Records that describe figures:

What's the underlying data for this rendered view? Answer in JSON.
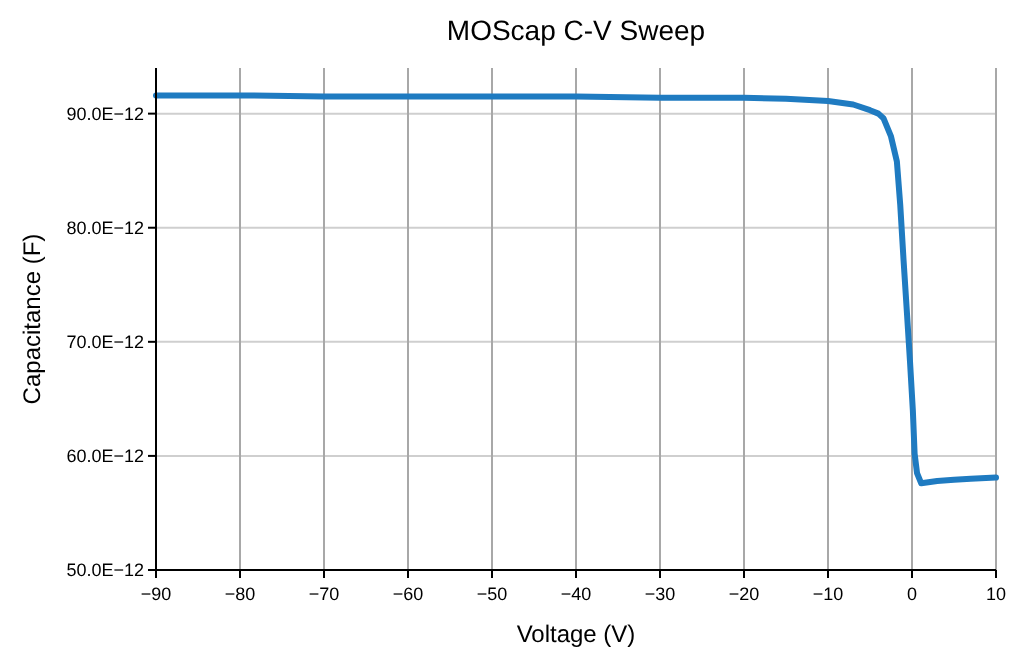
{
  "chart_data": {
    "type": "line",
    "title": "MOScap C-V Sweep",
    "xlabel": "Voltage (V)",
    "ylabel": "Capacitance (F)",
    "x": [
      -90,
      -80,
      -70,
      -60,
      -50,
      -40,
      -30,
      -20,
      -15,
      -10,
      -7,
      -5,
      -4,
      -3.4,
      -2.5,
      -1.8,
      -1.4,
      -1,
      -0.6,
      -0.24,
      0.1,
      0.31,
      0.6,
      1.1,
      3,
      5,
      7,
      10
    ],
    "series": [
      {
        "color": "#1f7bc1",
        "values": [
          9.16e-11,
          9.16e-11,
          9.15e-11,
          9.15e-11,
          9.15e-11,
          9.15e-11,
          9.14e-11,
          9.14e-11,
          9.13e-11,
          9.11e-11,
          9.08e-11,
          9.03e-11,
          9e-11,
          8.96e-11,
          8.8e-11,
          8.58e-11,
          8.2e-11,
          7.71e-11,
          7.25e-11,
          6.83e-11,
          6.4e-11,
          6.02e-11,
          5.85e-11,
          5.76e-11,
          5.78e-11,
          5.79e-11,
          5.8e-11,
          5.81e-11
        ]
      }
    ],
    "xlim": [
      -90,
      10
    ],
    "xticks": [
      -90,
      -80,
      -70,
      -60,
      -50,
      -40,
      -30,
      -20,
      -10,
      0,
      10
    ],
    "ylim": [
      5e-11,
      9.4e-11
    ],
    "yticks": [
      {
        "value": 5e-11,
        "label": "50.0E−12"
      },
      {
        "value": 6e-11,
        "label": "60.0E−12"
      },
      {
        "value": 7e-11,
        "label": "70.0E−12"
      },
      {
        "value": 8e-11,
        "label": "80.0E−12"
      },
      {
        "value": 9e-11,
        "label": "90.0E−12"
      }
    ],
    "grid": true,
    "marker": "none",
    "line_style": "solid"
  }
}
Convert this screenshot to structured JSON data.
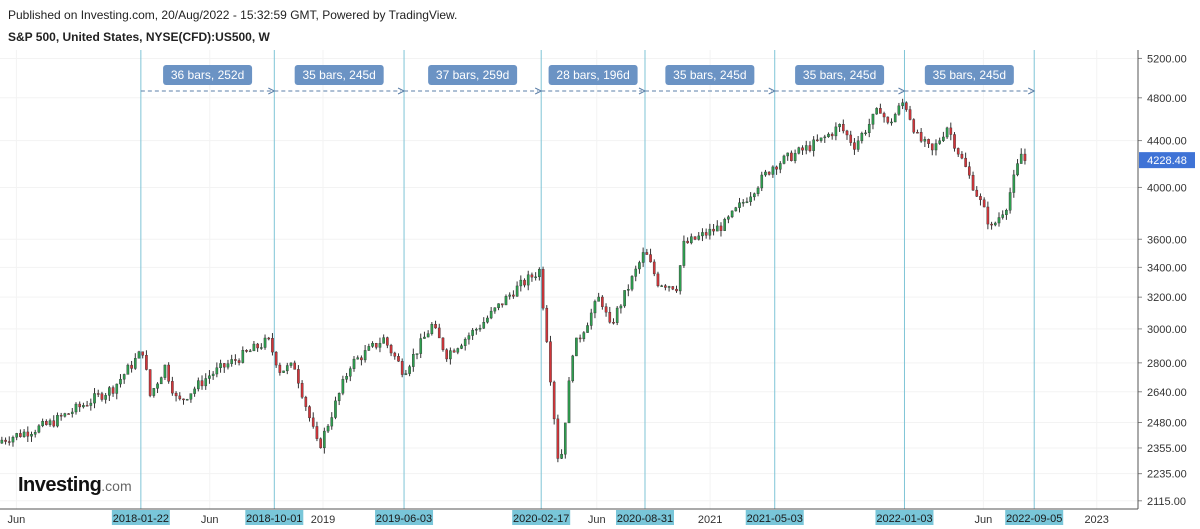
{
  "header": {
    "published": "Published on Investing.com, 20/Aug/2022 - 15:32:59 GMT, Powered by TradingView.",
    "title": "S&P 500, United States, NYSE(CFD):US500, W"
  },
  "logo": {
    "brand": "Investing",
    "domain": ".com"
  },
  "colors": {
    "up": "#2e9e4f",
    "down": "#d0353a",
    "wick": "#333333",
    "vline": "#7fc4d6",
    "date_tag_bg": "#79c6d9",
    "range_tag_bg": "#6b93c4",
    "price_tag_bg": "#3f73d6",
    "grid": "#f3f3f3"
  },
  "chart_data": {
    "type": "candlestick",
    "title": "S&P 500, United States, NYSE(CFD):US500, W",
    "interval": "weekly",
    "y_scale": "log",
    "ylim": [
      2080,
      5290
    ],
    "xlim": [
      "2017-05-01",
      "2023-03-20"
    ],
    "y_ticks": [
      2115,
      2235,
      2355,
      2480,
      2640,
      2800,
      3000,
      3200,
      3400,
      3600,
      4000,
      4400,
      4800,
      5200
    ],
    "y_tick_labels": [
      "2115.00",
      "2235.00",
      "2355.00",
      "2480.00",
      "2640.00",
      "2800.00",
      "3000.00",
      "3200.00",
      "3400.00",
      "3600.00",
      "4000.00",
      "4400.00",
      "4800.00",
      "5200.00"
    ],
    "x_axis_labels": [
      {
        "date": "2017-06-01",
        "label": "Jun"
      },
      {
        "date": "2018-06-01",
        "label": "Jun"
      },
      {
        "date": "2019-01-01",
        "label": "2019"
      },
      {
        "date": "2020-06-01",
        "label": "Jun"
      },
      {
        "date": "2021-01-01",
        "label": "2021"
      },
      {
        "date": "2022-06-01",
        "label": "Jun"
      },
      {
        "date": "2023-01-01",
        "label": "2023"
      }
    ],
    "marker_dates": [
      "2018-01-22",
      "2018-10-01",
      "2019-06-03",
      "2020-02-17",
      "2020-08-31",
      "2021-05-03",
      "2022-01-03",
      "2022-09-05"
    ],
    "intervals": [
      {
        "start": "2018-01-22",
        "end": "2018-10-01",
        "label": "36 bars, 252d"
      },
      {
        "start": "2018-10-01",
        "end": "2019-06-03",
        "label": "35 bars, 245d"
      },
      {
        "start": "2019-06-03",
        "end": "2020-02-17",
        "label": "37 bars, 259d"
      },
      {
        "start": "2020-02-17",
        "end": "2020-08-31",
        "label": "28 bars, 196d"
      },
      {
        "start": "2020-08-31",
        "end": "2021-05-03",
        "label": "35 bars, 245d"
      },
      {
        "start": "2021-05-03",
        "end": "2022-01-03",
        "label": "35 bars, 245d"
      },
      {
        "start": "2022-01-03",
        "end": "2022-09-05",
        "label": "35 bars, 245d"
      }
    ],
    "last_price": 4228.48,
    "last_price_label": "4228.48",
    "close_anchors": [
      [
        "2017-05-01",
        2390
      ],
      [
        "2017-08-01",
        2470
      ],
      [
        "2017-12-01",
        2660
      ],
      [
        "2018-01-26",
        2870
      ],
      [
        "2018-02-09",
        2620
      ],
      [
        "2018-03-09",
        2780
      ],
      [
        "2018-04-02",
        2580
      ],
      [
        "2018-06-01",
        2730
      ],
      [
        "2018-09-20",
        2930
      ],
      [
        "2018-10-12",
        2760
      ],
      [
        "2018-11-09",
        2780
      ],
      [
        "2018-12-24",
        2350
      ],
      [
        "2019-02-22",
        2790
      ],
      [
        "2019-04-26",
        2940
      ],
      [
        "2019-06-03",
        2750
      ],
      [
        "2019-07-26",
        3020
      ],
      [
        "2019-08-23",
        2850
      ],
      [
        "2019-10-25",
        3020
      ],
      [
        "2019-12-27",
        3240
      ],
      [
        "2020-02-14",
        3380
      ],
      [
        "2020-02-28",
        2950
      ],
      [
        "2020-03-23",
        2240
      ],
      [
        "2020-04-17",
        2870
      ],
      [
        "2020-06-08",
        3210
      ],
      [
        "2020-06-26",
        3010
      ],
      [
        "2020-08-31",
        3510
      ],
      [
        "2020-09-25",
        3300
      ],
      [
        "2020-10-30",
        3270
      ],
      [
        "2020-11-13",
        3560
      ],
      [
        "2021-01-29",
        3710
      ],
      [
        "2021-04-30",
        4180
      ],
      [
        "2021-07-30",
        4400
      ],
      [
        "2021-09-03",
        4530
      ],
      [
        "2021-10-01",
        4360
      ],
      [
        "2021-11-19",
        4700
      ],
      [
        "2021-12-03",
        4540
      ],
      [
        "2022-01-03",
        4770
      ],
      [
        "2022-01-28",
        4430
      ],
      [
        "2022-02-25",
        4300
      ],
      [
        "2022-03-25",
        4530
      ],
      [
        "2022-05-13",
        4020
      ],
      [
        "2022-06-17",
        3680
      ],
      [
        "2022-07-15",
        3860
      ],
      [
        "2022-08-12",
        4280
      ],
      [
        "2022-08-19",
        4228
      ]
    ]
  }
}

_WHAT IS NEEDED:_ Search the lines above for the string "NYSE", then show every one that has it.

_FULL ANSWER:_
    "title": "S&P 500, United States, NYSE(CFD):US500, W"
    "title": "S&P 500, United States, NYSE(CFD):US500, W",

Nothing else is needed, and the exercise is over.